Check every line below for the word "more" and copy each one that has it.

[Data items]
%%

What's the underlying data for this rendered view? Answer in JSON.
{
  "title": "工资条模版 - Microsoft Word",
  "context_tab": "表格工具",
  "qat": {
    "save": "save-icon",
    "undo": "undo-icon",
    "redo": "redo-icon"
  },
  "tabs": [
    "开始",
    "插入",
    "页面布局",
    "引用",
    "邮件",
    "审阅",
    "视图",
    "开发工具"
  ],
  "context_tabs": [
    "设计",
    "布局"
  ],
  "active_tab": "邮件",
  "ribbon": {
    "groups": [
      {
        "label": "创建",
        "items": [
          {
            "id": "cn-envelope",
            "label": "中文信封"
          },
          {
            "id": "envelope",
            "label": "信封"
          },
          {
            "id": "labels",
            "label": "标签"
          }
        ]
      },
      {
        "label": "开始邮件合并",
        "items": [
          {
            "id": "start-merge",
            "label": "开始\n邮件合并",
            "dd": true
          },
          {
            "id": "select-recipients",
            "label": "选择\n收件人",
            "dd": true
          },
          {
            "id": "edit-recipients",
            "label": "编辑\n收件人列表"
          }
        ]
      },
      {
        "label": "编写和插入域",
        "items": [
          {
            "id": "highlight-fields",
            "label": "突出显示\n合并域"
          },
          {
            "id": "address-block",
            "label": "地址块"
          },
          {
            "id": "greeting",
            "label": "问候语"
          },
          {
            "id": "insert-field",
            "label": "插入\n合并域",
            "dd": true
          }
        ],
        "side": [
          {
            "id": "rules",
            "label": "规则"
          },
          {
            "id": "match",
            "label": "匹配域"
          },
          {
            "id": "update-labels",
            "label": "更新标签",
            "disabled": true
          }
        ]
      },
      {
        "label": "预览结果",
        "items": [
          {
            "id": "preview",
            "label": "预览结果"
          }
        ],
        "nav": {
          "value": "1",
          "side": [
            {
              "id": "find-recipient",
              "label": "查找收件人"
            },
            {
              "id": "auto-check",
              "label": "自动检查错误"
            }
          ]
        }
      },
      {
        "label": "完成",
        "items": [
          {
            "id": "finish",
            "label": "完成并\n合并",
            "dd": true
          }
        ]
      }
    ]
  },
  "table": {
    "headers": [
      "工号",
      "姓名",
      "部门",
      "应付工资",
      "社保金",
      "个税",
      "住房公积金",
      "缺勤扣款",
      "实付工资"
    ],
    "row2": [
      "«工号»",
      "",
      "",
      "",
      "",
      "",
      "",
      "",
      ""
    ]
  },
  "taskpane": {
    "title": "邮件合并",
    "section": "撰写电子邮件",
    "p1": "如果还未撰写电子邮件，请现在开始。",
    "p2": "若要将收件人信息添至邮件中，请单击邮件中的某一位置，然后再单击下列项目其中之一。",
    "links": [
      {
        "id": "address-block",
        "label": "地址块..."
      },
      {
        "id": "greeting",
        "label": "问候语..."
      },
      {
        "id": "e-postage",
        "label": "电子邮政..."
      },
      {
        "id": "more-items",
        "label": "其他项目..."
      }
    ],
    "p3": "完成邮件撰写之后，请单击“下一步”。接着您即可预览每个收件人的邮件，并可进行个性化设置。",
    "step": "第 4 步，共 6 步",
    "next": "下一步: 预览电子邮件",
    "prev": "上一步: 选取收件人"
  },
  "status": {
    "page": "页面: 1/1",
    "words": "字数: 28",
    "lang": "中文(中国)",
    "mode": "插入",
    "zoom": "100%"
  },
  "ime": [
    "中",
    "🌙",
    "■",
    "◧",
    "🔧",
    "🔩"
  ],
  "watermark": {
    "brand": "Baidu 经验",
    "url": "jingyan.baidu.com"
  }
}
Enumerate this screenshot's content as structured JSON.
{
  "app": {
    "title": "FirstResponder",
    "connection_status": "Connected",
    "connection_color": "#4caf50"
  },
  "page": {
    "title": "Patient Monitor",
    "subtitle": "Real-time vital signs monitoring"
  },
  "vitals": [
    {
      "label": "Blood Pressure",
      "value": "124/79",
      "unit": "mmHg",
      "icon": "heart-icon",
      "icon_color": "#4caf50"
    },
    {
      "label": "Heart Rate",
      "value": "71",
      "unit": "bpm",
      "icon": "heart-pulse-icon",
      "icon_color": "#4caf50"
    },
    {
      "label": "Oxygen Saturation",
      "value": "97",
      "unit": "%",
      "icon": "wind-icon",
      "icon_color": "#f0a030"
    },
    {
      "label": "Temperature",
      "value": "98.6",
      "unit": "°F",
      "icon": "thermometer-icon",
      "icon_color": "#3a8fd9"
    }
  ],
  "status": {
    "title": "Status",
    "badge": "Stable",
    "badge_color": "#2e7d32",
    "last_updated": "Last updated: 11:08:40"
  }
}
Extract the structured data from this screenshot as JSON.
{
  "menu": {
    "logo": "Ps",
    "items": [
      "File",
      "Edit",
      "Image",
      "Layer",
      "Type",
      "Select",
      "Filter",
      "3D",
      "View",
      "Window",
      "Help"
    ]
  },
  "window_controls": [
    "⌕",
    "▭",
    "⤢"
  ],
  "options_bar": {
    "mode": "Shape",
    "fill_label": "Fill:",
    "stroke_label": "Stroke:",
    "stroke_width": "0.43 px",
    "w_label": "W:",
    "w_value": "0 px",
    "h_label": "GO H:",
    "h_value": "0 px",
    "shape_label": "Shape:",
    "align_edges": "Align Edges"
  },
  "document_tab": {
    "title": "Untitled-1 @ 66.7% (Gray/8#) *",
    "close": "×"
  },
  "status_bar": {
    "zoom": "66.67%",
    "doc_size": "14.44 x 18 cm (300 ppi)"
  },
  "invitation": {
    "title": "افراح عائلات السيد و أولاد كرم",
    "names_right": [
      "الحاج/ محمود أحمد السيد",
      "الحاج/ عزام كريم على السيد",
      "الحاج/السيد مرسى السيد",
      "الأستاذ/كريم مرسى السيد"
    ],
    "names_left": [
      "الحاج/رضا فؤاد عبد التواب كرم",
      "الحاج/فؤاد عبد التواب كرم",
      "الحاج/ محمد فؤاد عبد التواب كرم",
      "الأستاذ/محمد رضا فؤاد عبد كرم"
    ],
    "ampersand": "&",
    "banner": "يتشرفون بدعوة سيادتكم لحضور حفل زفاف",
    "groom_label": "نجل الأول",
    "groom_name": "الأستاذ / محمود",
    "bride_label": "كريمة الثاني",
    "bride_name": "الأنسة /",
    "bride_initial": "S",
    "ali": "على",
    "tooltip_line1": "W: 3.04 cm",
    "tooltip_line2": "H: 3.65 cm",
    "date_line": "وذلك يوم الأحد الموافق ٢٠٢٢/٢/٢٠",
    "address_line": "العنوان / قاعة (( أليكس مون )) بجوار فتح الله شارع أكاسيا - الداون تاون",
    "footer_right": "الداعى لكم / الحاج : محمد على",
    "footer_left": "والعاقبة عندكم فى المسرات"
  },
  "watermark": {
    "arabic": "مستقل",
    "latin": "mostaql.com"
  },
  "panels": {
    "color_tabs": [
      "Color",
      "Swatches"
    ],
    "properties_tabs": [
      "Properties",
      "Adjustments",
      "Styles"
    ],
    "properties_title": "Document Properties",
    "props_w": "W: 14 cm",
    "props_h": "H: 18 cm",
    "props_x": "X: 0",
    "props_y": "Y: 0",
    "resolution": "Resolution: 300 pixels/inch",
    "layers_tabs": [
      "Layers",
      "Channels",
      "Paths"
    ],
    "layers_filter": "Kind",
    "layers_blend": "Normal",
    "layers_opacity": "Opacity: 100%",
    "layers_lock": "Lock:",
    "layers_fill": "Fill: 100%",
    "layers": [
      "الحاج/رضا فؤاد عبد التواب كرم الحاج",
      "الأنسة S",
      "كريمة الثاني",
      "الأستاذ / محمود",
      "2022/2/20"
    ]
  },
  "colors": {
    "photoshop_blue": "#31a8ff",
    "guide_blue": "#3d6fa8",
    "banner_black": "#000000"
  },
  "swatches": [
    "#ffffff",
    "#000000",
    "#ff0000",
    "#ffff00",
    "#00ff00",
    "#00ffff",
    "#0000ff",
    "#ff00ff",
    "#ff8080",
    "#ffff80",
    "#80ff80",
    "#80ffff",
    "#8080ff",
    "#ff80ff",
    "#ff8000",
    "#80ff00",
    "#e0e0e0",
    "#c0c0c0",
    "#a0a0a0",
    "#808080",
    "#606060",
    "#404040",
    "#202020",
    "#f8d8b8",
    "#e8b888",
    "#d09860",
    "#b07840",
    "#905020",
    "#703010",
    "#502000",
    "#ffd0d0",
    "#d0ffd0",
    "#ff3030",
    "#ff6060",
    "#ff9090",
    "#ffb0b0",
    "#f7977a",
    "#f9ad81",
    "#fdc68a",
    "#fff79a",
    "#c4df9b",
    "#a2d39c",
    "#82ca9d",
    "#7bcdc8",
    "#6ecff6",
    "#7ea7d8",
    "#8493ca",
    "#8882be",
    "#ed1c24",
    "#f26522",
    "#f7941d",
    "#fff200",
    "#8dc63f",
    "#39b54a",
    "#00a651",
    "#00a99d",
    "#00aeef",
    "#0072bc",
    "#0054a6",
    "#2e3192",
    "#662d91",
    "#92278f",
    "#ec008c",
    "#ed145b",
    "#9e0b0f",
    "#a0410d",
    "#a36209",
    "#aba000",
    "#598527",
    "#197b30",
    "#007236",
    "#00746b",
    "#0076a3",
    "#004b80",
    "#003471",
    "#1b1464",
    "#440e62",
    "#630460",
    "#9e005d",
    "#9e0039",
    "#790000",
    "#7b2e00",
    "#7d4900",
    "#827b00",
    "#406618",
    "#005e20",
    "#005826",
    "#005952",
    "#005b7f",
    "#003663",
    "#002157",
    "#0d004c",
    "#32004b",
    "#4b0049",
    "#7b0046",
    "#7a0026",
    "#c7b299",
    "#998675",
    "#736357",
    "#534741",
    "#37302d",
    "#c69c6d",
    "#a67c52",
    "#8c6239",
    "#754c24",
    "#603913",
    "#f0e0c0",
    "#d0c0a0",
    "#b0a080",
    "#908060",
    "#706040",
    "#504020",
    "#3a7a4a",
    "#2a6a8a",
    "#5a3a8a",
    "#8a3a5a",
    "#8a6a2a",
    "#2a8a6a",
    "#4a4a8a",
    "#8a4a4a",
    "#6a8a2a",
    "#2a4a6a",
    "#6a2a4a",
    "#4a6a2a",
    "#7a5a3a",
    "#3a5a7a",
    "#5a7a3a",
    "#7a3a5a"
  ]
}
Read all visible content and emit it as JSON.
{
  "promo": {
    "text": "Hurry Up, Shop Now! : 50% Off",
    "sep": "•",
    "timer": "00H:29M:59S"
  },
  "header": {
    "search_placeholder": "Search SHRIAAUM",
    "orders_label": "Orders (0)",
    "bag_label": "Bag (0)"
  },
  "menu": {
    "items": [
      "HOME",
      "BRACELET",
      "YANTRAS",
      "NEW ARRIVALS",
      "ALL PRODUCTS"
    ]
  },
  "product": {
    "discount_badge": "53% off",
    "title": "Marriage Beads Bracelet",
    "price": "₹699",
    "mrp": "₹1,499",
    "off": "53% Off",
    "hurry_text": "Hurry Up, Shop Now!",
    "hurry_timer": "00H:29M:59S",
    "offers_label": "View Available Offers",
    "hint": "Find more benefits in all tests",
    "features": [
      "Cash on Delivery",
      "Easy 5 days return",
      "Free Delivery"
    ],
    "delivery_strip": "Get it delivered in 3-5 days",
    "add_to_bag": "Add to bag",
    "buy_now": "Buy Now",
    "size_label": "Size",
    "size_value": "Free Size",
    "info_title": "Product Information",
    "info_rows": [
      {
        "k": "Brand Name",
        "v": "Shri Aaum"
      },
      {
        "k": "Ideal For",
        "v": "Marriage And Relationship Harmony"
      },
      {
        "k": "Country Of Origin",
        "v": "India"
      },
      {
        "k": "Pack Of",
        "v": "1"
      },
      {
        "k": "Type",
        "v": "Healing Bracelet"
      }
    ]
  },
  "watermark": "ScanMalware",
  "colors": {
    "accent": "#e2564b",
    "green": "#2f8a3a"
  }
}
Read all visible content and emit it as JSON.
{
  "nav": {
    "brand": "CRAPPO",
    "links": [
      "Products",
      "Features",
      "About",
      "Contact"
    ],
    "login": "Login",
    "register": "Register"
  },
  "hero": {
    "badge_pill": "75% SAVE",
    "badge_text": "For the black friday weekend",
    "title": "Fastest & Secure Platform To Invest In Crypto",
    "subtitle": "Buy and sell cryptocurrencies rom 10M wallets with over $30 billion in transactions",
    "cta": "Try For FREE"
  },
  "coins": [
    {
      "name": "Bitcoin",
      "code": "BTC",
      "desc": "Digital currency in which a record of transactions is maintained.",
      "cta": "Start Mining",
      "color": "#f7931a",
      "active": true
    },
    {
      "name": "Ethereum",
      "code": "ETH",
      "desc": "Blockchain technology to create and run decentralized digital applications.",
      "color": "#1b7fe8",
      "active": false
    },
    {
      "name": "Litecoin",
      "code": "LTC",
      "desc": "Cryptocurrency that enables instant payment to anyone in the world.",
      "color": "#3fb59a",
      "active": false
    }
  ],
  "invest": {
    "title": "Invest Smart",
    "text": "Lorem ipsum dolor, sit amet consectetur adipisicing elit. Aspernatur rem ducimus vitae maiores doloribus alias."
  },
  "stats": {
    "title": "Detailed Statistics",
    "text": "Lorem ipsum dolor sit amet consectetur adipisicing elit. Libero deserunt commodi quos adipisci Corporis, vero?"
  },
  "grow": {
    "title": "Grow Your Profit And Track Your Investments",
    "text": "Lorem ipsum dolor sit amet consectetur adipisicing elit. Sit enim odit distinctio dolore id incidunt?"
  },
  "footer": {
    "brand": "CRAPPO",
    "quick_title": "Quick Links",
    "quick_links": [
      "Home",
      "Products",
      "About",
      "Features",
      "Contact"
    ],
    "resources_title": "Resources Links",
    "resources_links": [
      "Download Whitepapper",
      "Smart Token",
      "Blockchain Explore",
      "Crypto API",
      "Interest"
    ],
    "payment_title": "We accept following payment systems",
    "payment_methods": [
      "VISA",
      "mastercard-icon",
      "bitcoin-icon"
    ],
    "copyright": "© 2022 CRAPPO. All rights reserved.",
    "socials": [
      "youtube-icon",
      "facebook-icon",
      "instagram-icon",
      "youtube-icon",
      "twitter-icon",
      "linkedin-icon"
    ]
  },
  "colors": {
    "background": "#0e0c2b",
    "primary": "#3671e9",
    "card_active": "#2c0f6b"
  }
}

%%

RESULT BELOW =
        "id": "more-items",
    "hint": "Find more benefits in all tests",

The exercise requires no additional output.